** start Data for this task **

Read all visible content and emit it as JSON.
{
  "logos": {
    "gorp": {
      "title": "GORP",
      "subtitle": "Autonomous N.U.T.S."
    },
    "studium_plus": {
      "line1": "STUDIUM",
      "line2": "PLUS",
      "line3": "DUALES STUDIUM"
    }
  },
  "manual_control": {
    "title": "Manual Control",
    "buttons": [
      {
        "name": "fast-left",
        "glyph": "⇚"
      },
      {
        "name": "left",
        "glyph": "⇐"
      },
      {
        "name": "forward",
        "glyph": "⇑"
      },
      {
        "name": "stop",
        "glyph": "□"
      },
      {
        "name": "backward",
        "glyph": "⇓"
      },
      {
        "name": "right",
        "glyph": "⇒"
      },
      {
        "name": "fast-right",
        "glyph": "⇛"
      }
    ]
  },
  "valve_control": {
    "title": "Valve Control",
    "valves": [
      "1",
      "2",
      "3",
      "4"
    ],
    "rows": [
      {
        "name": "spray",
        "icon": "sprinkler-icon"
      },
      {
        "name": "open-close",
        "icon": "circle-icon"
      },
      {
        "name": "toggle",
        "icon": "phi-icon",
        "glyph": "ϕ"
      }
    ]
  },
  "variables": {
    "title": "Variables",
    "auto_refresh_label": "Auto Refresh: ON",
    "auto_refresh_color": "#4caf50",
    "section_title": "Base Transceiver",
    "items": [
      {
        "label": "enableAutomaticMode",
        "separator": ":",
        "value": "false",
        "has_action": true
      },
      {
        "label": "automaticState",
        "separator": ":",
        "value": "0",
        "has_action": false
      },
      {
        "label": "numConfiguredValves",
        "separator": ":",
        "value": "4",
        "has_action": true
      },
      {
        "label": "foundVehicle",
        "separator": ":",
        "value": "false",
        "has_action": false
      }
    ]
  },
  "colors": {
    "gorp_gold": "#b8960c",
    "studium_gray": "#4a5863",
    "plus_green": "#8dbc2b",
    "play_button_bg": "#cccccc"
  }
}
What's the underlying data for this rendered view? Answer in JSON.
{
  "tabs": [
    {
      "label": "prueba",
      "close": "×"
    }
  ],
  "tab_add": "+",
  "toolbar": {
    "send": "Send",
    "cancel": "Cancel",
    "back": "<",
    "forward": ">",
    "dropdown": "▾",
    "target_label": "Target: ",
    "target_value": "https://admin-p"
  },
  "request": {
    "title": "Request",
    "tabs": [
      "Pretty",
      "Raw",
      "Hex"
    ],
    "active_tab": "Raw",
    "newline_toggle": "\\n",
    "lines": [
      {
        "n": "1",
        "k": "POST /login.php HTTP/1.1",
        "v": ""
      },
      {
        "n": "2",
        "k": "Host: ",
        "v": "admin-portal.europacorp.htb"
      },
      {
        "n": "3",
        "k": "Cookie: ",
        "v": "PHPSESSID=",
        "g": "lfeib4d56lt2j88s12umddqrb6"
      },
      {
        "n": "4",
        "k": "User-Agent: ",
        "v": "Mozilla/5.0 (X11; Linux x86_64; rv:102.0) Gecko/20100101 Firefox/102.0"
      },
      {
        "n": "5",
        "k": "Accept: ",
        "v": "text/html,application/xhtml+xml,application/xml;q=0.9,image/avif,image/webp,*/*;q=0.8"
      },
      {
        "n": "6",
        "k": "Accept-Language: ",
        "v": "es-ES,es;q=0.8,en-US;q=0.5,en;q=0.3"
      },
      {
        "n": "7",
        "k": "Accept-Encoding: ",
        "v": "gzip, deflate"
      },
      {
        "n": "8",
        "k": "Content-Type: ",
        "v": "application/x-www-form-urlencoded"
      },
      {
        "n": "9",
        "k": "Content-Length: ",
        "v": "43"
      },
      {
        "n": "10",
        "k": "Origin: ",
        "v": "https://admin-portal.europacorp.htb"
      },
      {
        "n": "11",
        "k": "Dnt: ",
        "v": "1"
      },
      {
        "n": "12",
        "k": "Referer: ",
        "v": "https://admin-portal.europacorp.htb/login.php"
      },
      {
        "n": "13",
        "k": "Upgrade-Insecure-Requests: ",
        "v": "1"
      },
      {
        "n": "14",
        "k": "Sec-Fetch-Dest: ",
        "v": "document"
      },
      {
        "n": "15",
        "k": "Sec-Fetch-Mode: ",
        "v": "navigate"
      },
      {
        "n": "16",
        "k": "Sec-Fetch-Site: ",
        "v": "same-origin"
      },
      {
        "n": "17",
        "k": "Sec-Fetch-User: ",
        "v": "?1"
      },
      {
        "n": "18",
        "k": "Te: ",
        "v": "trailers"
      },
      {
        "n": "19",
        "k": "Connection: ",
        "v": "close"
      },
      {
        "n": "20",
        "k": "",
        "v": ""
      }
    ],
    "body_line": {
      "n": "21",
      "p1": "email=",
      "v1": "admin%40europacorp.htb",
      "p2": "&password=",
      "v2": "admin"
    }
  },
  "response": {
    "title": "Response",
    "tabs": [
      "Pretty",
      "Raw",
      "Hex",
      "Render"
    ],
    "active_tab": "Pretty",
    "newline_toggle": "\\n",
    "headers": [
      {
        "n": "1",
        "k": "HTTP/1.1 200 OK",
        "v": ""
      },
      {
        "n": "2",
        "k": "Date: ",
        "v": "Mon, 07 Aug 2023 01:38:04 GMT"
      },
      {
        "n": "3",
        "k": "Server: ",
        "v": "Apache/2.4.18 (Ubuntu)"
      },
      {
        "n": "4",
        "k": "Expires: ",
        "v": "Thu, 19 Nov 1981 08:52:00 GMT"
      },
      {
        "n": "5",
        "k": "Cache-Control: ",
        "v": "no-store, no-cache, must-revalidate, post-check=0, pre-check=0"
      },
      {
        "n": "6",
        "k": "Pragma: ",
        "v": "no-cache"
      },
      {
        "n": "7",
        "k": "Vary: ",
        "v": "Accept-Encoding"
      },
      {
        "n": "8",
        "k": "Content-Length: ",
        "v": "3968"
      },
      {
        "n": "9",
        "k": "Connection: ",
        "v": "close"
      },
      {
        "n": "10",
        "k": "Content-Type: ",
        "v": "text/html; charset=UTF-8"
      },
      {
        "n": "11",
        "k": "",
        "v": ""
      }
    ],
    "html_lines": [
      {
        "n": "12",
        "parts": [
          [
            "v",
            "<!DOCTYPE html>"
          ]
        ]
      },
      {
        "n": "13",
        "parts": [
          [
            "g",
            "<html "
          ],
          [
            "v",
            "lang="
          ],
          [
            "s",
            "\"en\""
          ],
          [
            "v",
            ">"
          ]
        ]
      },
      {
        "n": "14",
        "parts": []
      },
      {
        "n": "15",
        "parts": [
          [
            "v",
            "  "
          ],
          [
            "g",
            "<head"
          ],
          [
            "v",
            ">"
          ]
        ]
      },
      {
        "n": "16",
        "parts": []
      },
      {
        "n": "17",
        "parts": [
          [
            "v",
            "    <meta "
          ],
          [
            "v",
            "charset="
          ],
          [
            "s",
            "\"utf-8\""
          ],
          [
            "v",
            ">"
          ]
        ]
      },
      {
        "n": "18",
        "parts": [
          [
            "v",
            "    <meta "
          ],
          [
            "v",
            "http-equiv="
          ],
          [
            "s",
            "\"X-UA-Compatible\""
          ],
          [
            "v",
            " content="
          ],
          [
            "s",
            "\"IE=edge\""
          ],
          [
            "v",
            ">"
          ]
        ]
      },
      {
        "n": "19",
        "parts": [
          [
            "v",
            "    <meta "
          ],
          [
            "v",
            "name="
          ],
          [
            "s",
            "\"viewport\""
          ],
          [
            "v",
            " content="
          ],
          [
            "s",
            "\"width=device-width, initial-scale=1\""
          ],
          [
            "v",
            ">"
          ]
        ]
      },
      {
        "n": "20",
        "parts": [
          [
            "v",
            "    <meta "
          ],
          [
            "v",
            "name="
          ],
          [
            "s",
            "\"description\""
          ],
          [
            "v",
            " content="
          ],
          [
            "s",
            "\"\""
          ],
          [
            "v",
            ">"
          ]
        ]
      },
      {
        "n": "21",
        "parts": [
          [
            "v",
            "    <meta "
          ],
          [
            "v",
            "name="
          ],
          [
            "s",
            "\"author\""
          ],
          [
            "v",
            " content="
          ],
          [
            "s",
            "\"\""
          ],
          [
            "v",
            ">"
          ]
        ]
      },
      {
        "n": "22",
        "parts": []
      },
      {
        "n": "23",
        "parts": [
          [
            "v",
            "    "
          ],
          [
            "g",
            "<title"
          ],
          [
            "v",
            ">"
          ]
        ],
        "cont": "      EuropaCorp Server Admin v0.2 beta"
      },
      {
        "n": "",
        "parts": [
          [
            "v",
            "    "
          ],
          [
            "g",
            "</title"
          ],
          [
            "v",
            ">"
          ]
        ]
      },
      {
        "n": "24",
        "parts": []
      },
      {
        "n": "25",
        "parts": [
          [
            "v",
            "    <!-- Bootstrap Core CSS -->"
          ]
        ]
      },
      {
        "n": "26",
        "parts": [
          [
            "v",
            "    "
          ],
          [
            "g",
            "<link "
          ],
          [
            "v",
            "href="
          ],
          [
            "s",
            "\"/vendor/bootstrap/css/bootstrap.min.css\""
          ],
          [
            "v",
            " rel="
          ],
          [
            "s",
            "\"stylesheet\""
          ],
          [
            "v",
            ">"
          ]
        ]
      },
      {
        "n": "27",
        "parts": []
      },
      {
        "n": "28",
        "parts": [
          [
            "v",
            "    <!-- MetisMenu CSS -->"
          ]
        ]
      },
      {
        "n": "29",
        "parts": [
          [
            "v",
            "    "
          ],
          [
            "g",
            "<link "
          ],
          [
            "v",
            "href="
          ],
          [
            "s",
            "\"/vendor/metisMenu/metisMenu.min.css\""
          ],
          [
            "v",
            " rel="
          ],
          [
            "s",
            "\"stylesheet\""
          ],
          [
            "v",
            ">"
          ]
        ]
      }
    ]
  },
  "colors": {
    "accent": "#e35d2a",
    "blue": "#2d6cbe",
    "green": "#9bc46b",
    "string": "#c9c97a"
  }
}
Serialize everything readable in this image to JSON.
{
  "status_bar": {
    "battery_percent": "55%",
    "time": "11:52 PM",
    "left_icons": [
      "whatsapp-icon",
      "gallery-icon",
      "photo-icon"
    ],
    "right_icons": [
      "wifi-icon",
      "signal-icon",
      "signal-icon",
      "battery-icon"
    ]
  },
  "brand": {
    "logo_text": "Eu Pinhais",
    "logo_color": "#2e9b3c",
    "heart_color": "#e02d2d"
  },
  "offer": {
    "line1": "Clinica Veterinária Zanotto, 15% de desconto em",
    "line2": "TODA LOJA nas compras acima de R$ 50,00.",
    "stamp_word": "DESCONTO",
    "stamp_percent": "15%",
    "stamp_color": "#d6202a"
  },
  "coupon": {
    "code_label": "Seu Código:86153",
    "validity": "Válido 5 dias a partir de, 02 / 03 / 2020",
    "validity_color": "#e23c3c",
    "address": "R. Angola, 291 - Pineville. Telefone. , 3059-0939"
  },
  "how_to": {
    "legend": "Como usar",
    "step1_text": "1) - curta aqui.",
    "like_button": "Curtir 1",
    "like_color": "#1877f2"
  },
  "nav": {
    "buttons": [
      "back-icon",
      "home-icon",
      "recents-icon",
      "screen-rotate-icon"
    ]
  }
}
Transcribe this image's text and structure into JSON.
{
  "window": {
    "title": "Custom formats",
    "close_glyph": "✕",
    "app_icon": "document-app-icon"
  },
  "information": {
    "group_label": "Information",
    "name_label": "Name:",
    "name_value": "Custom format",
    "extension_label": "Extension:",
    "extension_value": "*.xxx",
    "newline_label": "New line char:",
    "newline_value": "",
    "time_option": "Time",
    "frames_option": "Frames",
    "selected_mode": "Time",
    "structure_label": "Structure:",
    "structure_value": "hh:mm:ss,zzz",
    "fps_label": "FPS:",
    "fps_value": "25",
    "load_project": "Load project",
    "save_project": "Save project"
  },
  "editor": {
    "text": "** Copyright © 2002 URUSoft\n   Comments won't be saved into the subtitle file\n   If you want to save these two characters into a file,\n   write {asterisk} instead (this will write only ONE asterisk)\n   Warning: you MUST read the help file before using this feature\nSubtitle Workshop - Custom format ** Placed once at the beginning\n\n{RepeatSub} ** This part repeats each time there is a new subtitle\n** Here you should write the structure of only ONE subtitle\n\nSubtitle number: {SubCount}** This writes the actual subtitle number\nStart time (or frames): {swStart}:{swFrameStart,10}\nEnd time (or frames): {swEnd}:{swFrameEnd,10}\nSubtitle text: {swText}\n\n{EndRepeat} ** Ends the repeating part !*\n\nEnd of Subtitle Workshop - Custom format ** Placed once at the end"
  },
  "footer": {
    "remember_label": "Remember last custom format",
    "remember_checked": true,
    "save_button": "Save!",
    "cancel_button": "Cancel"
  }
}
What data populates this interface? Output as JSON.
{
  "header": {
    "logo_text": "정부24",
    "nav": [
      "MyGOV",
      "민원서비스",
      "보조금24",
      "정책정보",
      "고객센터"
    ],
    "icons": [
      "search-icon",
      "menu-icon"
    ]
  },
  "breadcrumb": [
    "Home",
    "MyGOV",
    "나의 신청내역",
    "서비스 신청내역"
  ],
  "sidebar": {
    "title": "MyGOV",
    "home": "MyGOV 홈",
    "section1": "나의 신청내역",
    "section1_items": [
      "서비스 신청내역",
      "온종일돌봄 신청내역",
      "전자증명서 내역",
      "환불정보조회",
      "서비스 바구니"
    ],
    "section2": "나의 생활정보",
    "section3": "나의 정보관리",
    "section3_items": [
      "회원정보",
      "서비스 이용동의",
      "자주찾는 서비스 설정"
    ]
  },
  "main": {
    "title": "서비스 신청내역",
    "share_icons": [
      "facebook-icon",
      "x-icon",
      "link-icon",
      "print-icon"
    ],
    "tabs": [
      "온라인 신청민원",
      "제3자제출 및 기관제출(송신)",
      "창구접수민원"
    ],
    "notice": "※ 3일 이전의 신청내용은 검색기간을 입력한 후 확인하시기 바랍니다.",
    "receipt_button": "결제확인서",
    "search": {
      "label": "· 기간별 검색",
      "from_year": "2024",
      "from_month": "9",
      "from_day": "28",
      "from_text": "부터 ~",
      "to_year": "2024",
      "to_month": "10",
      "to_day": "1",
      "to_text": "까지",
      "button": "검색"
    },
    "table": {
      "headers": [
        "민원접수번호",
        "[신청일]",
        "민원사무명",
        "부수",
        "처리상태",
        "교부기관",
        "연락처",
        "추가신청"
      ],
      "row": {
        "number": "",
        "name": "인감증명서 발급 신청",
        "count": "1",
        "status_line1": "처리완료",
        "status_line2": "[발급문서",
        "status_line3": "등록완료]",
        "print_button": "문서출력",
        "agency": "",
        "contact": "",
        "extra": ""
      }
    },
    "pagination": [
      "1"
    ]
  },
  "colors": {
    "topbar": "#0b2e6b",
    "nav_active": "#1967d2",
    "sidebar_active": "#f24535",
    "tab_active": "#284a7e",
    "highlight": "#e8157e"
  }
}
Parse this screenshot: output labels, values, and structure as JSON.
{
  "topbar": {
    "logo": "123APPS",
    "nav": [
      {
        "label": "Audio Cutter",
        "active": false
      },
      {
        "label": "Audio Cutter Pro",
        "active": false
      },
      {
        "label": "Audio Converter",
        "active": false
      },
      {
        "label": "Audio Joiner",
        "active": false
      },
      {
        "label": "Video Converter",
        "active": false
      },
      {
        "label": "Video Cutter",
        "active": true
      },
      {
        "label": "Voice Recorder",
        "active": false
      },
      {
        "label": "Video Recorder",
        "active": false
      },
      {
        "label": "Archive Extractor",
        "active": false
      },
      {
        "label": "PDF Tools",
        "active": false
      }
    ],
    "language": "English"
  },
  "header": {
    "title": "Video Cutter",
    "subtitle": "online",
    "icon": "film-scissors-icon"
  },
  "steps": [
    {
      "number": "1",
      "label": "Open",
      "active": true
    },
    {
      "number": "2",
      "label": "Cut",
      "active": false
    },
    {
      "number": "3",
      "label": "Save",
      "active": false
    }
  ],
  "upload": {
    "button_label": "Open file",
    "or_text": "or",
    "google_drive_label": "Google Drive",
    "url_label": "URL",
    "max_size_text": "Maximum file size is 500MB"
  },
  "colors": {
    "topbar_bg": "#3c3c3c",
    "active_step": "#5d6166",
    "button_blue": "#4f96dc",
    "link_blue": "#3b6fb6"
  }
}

** end Data for this task **

Of the lines in the entries, how many include the word "Fetch"? State only the number.

4